Historia oculta

El linaje genético desconocido de las momias andinas

Pocas momias andinas han dado tanto que hablar como la conocida Juanita, la dama del Ampato de Arequipa, pero ahora esta otra, que fue encontrada en la montaña Pirámide de Argentina en 1985, y que pertenece a un niño de apenas 7 años que fue sometido al ritual del copacocha, parece que quiere hacerle la competencia a la peruana.

8 de Septiembre de 2020 (09:22 CET)

linaje genetico desconocido momia andina
linaje genetico desconocido momia andina

La momia se encuentra actualmente en la localidad de Cuyo, en Mendoza, y fue ofrecida a los dioses en este tipo de ceremonias que perseguían terminar con las hambrunas que desencadenaban las sequias, o cualquier otro infortunio como por ejemplo, la llegada de un cometa. No en vano el inca recorría distancias extraordinarias para llevar a cabo sus sacrificios, hasta que encontraba el lugar sagrado adecuado; para ellos era capital, como decían, «sembrar muertos para cosechar vivos». Por eso, según afirma uno de los responsables que formó parte de esta investigación, «la ceremonia de la capacocha era un ritual muy especial para los incas. No se consideraba algo malo, sino una forma de conectar con el más allá». La conclusiones del equipo hispano-argentino se dieron a conocer en la revista Scientific Reports, y entre ellas destacaba que la biopsia que realizaron al pulmón para secuenciar su genoma mitocondrial ya ha dado unos resultados cuanto menos sorprendentes. Y es que el análisis ha permitido saber que su linaje genético o haplogrupo no se corresponde al de las poblaciones contemporáneas.

◇ ◇ ◇ ◇ ◇ ◇ ◇

(COMPLETA LO SIGUIENTE)
a) Por favor, copia del texto sobre la momia andina todo lo que va desde "Historia oculta" hasta "a la peruana.".
b) Según el texto sobre la momia andina, ¿en qué año fue encontrada la momia en la montaña Pirámide?

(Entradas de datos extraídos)
◇ ◇ ◇ ◇ ◇ ◇ ◇

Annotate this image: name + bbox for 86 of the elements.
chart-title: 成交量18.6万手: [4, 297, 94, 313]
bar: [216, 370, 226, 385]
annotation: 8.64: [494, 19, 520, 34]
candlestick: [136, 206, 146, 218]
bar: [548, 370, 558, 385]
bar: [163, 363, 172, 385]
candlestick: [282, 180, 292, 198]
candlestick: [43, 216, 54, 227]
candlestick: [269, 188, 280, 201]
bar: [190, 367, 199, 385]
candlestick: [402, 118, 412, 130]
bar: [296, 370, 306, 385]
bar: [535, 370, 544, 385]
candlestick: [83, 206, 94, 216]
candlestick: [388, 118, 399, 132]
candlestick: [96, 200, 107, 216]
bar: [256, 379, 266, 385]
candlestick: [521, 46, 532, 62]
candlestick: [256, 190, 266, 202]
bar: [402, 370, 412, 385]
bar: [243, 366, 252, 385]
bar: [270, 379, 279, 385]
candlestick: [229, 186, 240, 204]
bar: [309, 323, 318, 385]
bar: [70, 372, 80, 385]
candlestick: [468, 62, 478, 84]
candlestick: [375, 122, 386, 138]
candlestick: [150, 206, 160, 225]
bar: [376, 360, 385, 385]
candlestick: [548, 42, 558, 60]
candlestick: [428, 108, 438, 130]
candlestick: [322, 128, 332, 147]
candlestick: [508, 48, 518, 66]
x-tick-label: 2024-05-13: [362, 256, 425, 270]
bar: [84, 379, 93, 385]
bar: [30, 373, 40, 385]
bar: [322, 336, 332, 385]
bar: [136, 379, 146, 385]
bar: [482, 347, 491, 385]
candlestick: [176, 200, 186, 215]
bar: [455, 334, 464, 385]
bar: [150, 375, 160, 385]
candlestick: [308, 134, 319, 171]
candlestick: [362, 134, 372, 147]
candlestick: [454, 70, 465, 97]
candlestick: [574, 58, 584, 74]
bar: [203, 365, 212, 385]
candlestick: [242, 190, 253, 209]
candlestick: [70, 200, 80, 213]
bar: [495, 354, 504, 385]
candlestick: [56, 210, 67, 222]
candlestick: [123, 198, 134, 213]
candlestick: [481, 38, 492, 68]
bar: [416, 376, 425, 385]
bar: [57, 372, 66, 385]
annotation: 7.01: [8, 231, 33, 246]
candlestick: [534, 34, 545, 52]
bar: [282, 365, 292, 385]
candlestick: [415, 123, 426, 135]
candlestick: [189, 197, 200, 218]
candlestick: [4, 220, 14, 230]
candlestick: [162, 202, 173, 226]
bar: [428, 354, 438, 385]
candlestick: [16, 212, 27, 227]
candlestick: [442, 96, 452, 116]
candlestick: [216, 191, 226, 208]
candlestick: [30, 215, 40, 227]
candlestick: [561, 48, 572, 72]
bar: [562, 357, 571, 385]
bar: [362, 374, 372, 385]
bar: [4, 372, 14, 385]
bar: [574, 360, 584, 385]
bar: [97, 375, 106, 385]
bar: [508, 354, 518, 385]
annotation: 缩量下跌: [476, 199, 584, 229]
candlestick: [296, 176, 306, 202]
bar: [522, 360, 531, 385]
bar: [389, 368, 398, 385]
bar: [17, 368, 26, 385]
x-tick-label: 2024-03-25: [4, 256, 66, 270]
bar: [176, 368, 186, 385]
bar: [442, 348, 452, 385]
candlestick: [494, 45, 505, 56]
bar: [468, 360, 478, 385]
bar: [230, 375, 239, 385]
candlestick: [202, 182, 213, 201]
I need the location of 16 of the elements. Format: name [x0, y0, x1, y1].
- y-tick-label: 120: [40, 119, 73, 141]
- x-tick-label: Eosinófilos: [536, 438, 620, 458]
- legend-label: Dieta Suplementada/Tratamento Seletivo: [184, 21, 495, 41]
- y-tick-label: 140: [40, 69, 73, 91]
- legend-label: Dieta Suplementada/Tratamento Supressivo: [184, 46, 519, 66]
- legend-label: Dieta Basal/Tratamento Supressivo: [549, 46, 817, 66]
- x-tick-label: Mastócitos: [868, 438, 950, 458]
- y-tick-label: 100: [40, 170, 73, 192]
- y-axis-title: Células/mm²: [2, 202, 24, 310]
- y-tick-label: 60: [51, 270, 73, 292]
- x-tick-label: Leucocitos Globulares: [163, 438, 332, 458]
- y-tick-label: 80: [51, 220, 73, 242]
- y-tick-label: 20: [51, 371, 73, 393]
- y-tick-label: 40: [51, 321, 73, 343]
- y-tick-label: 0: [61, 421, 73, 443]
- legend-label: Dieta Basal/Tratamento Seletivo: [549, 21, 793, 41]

◇ ◇ ◇ ◇ ◇ ◇ ◇

(RESPUESTAS)
a)
Historia oculta

El linaje genético desconocido de las momias andinas

Pocas momias andinas han dado tanto que hablar como la conocida Juanita, la dama del Ampato de Arequipa, pero ahora esta otra, que fue encontrada en la montaña Pirámide de Argentina en 1985, y que pertenece a un niño de apenas 7 años que fue sometido al ritual del copacocha, parece que quiere hacerle la competencia a la peruana.

b) En 1985.